** Start **

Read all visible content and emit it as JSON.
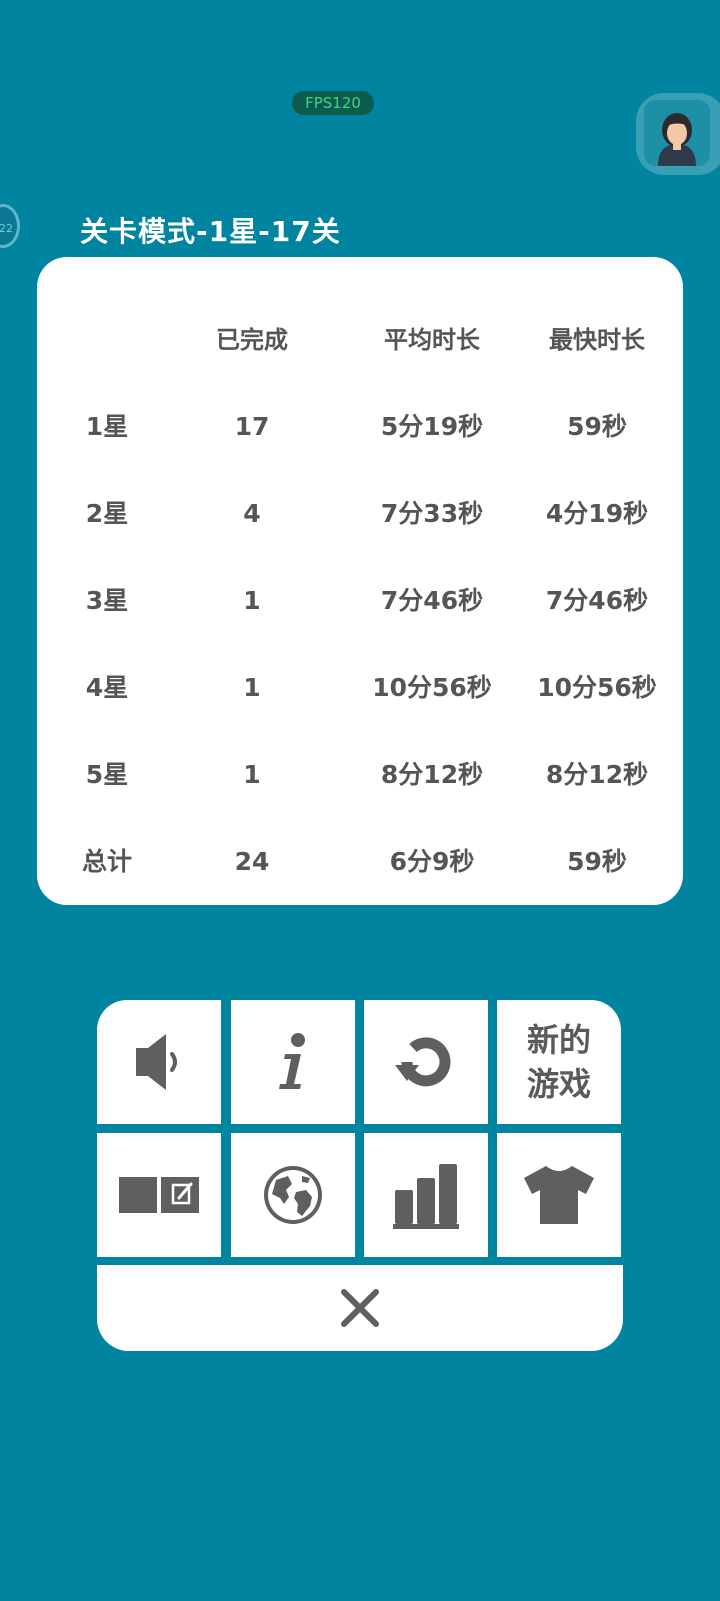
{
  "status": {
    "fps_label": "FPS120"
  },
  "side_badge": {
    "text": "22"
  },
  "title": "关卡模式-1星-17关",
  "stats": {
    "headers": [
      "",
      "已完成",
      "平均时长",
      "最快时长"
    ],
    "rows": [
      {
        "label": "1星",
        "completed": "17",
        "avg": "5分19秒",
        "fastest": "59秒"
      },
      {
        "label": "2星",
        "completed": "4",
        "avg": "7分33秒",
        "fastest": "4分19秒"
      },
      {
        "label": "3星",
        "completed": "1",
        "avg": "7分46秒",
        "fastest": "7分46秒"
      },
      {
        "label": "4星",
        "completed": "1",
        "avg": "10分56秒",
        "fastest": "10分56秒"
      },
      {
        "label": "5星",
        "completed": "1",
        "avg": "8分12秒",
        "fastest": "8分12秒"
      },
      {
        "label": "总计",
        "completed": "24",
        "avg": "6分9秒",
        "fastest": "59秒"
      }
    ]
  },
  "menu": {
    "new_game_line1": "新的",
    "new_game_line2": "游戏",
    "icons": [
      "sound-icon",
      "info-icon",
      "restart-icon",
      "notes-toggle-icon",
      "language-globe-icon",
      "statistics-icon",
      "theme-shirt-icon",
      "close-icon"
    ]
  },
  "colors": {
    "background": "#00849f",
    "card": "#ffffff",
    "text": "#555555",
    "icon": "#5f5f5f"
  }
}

** End **

Given problem >>
Using the listing above, list every line in which the string "fastest" occurs.

Answer to this exercise >>
        "fastest": "59秒"
        "fastest": "4分19秒"
        "fastest": "7分46秒"
        "fastest": "10分56秒"
        "fastest": "8分12秒"
        "fastest": "59秒"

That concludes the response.